**Exercise**
Extract the whole listing as it stands. Do not include the pictures.

**Extracts from a graphics dataset**
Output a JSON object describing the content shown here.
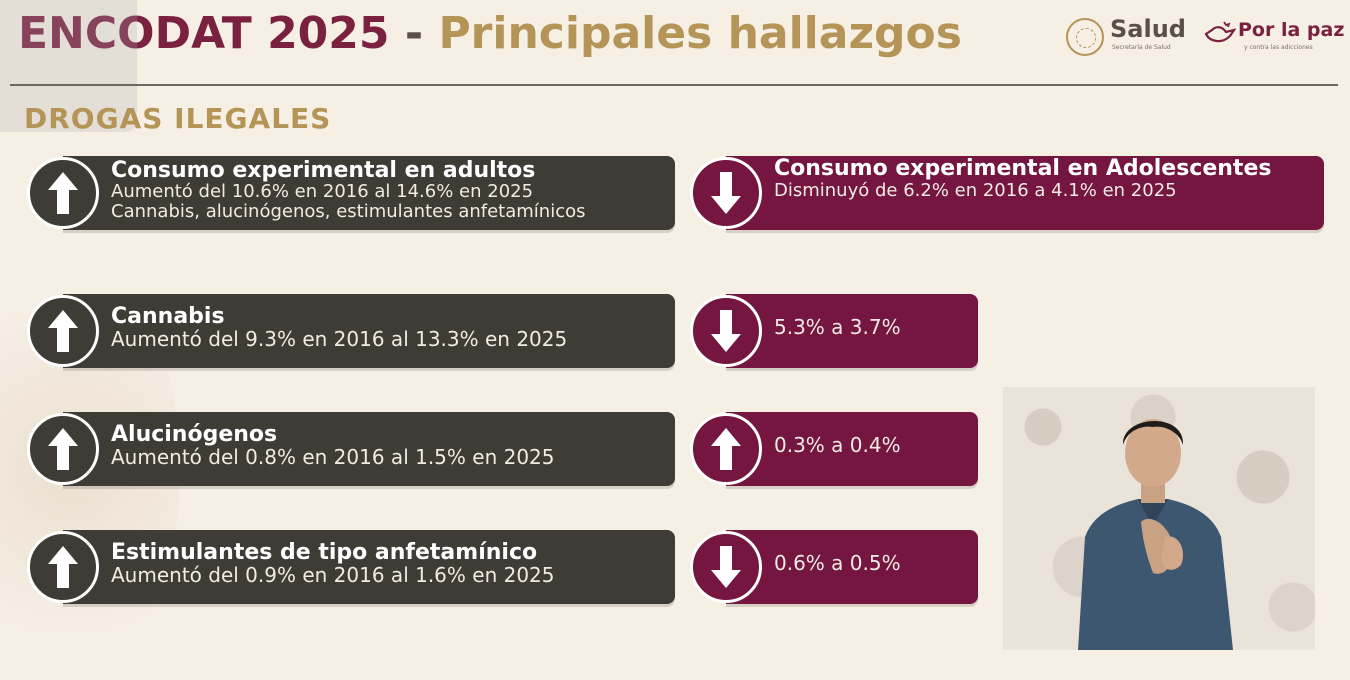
{
  "header": {
    "title_part1": "ENCODAT 2025",
    "title_sep": " - ",
    "title_part2": "Principales hallazgos",
    "logo_salud": "Salud",
    "logo_salud_sub": "Secretaría de Salud",
    "logo_paz": "Por la paz",
    "logo_paz_sub": "y contra las adicciones"
  },
  "section": {
    "title": "DROGAS ILEGALES"
  },
  "rows": [
    {
      "left": {
        "arrow": "up",
        "heading": "Consumo experimental en adultos",
        "line1": "Aumentó del 10.6% en 2016 al 14.6% en 2025",
        "line2": "Cannabis, alucinógenos, estimulantes anfetamínicos"
      },
      "right": {
        "arrow": "down",
        "heading": "Consumo experimental en Adolescentes",
        "line1": "Disminuyó de 6.2% en 2016 a 4.1% en 2025"
      }
    },
    {
      "left": {
        "arrow": "up",
        "heading": "Cannabis",
        "line1": "Aumentó del 9.3% en 2016 al 13.3% en 2025"
      },
      "right": {
        "arrow": "down",
        "line1": "5.3% a 3.7%"
      }
    },
    {
      "left": {
        "arrow": "up",
        "heading": "Alucinógenos",
        "line1": "Aumentó del 0.8% en 2016 al 1.5% en 2025"
      },
      "right": {
        "arrow": "up",
        "line1": "0.3% a 0.4%"
      }
    },
    {
      "left": {
        "arrow": "up",
        "heading": "Estimulantes de tipo anfetamínico",
        "line1": "Aumentó del 0.9% en 2016 al 1.6% en 2025"
      },
      "right": {
        "arrow": "down",
        "line1": "0.6% a 0.5%"
      }
    }
  ],
  "icons": {
    "up": "arrow-up-icon",
    "down": "arrow-down-icon"
  },
  "colors": {
    "wine": "#74163f",
    "dark": "#3f3b35",
    "gold": "#b59457"
  }
}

**In response**
Output a JSON object describing the content shown here.
{
  "header": {
    "title_part1": "ENCODAT 2025",
    "title_sep": " - ",
    "title_part2": "Principales hallazgos",
    "logo_salud": "Salud",
    "logo_salud_sub": "Secretaría de Salud",
    "logo_paz": "Por la paz",
    "logo_paz_sub": "y contra las adicciones"
  },
  "section": {
    "title": "DROGAS ILEGALES"
  },
  "rows": [
    {
      "left": {
        "arrow": "up",
        "heading": "Consumo experimental en adultos",
        "line1": "Aumentó del 10.6% en 2016 al 14.6% en 2025",
        "line2": "Cannabis, alucinógenos, estimulantes anfetamínicos"
      },
      "right": {
        "arrow": "down",
        "heading": "Consumo experimental en Adolescentes",
        "line1": "Disminuyó de 6.2% en 2016 a 4.1% en 2025"
      }
    },
    {
      "left": {
        "arrow": "up",
        "heading": "Cannabis",
        "line1": "Aumentó del 9.3% en 2016 al 13.3% en 2025"
      },
      "right": {
        "arrow": "down",
        "line1": "5.3% a 3.7%"
      }
    },
    {
      "left": {
        "arrow": "up",
        "heading": "Alucinógenos",
        "line1": "Aumentó del 0.8% en 2016 al 1.5% en 2025"
      },
      "right": {
        "arrow": "up",
        "line1": "0.3% a 0.4%"
      }
    },
    {
      "left": {
        "arrow": "up",
        "heading": "Estimulantes de tipo anfetamínico",
        "line1": "Aumentó del 0.9% en 2016 al 1.6% en 2025"
      },
      "right": {
        "arrow": "down",
        "line1": "0.6% a 0.5%"
      }
    }
  ],
  "icons": {
    "up": "arrow-up-icon",
    "down": "arrow-down-icon"
  },
  "colors": {
    "wine": "#74163f",
    "dark": "#3f3b35",
    "gold": "#b59457"
  }
}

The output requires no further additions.